Print the full listing exactly.

* BEGIN Data excerpts *

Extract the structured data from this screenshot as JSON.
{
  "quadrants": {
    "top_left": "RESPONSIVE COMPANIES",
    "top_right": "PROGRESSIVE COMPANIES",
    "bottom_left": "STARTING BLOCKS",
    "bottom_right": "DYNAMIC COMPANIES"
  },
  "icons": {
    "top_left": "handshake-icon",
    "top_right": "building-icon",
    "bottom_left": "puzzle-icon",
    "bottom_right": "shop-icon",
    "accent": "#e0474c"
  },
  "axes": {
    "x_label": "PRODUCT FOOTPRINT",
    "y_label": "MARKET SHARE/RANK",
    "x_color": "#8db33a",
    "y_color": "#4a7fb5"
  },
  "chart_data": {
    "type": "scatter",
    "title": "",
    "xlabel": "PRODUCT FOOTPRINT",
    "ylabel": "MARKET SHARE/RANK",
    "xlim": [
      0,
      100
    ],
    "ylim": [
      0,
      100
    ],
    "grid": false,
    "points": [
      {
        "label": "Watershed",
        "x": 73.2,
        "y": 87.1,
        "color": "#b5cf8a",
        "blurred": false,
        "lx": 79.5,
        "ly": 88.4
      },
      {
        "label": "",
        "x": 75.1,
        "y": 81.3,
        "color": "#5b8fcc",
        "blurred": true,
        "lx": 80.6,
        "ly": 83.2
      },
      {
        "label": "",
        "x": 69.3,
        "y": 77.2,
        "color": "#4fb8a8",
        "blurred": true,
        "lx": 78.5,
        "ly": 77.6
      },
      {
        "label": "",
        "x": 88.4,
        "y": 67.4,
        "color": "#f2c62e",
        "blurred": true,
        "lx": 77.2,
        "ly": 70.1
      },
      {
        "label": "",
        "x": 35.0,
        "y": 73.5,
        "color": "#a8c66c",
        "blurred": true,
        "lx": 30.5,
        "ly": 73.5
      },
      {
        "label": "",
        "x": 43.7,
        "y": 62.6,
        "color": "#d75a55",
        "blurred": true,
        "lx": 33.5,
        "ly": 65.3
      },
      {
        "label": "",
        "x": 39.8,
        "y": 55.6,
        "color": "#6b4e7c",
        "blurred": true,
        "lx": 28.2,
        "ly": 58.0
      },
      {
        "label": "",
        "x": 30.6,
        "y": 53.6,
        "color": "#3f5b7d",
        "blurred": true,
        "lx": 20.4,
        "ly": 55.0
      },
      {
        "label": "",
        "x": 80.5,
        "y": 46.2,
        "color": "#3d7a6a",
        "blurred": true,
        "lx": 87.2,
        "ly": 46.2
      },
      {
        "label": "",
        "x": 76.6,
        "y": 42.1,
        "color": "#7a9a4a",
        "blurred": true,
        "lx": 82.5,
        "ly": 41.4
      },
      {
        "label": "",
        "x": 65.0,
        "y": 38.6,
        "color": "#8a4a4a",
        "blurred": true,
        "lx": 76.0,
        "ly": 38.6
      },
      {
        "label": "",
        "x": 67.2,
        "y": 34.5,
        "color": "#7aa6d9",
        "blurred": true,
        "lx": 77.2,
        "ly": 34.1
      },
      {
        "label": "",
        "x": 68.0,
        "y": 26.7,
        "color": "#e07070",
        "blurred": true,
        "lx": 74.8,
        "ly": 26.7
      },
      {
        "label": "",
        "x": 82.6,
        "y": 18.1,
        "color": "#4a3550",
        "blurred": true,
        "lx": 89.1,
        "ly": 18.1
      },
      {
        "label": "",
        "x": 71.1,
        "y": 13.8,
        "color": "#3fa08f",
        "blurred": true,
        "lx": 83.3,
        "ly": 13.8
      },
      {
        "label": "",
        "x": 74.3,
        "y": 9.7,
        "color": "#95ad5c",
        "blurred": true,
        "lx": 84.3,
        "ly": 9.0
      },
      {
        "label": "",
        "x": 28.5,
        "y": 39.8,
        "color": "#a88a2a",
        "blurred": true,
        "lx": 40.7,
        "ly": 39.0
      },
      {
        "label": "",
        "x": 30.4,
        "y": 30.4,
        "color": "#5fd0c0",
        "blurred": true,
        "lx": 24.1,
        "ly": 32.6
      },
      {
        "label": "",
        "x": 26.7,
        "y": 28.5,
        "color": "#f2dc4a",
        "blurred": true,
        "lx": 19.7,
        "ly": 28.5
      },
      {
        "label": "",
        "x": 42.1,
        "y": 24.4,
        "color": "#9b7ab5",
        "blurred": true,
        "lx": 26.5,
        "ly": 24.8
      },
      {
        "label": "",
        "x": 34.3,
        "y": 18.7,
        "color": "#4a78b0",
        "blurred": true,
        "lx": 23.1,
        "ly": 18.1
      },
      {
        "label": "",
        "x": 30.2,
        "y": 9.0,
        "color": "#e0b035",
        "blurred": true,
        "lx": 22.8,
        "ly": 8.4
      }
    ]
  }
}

* END Data excerpts *

◆ Exercise response ◆
Extract the structured data from this screenshot as JSON.
{
  "quadrants": {
    "top_left": "RESPONSIVE COMPANIES",
    "top_right": "PROGRESSIVE COMPANIES",
    "bottom_left": "STARTING BLOCKS",
    "bottom_right": "DYNAMIC COMPANIES"
  },
  "icons": {
    "top_left": "handshake-icon",
    "top_right": "building-icon",
    "bottom_left": "puzzle-icon",
    "bottom_right": "shop-icon",
    "accent": "#e0474c"
  },
  "axes": {
    "x_label": "PRODUCT FOOTPRINT",
    "y_label": "MARKET SHARE/RANK",
    "x_color": "#8db33a",
    "y_color": "#4a7fb5"
  },
  "chart_data": {
    "type": "scatter",
    "title": "",
    "xlabel": "PRODUCT FOOTPRINT",
    "ylabel": "MARKET SHARE/RANK",
    "xlim": [
      0,
      100
    ],
    "ylim": [
      0,
      100
    ],
    "grid": false,
    "points": [
      {
        "label": "Watershed",
        "x": 73.2,
        "y": 87.1,
        "color": "#b5cf8a",
        "blurred": false,
        "lx": 79.5,
        "ly": 88.4
      },
      {
        "label": "",
        "x": 75.1,
        "y": 81.3,
        "color": "#5b8fcc",
        "blurred": true,
        "lx": 80.6,
        "ly": 83.2
      },
      {
        "label": "",
        "x": 69.3,
        "y": 77.2,
        "color": "#4fb8a8",
        "blurred": true,
        "lx": 78.5,
        "ly": 77.6
      },
      {
        "label": "",
        "x": 88.4,
        "y": 67.4,
        "color": "#f2c62e",
        "blurred": true,
        "lx": 77.2,
        "ly": 70.1
      },
      {
        "label": "",
        "x": 35.0,
        "y": 73.5,
        "color": "#a8c66c",
        "blurred": true,
        "lx": 30.5,
        "ly": 73.5
      },
      {
        "label": "",
        "x": 43.7,
        "y": 62.6,
        "color": "#d75a55",
        "blurred": true,
        "lx": 33.5,
        "ly": 65.3
      },
      {
        "label": "",
        "x": 39.8,
        "y": 55.6,
        "color": "#6b4e7c",
        "blurred": true,
        "lx": 28.2,
        "ly": 58.0
      },
      {
        "label": "",
        "x": 30.6,
        "y": 53.6,
        "color": "#3f5b7d",
        "blurred": true,
        "lx": 20.4,
        "ly": 55.0
      },
      {
        "label": "",
        "x": 80.5,
        "y": 46.2,
        "color": "#3d7a6a",
        "blurred": true,
        "lx": 87.2,
        "ly": 46.2
      },
      {
        "label": "",
        "x": 76.6,
        "y": 42.1,
        "color": "#7a9a4a",
        "blurred": true,
        "lx": 82.5,
        "ly": 41.4
      },
      {
        "label": "",
        "x": 65.0,
        "y": 38.6,
        "color": "#8a4a4a",
        "blurred": true,
        "lx": 76.0,
        "ly": 38.6
      },
      {
        "label": "",
        "x": 67.2,
        "y": 34.5,
        "color": "#7aa6d9",
        "blurred": true,
        "lx": 77.2,
        "ly": 34.1
      },
      {
        "label": "",
        "x": 68.0,
        "y": 26.7,
        "color": "#e07070",
        "blurred": true,
        "lx": 74.8,
        "ly": 26.7
      },
      {
        "label": "",
        "x": 82.6,
        "y": 18.1,
        "color": "#4a3550",
        "blurred": true,
        "lx": 89.1,
        "ly": 18.1
      },
      {
        "label": "",
        "x": 71.1,
        "y": 13.8,
        "color": "#3fa08f",
        "blurred": true,
        "lx": 83.3,
        "ly": 13.8
      },
      {
        "label": "",
        "x": 74.3,
        "y": 9.7,
        "color": "#95ad5c",
        "blurred": true,
        "lx": 84.3,
        "ly": 9.0
      },
      {
        "label": "",
        "x": 28.5,
        "y": 39.8,
        "color": "#a88a2a",
        "blurred": true,
        "lx": 40.7,
        "ly": 39.0
      },
      {
        "label": "",
        "x": 30.4,
        "y": 30.4,
        "color": "#5fd0c0",
        "blurred": true,
        "lx": 24.1,
        "ly": 32.6
      },
      {
        "label": "",
        "x": 26.7,
        "y": 28.5,
        "color": "#f2dc4a",
        "blurred": true,
        "lx": 19.7,
        "ly": 28.5
      },
      {
        "label": "",
        "x": 42.1,
        "y": 24.4,
        "color": "#9b7ab5",
        "blurred": true,
        "lx": 26.5,
        "ly": 24.8
      },
      {
        "label": "",
        "x": 34.3,
        "y": 18.7,
        "color": "#4a78b0",
        "blurred": true,
        "lx": 23.1,
        "ly": 18.1
      },
      {
        "label": "",
        "x": 30.2,
        "y": 9.0,
        "color": "#e0b035",
        "blurred": true,
        "lx": 22.8,
        "ly": 8.4
      }
    ]
  }
}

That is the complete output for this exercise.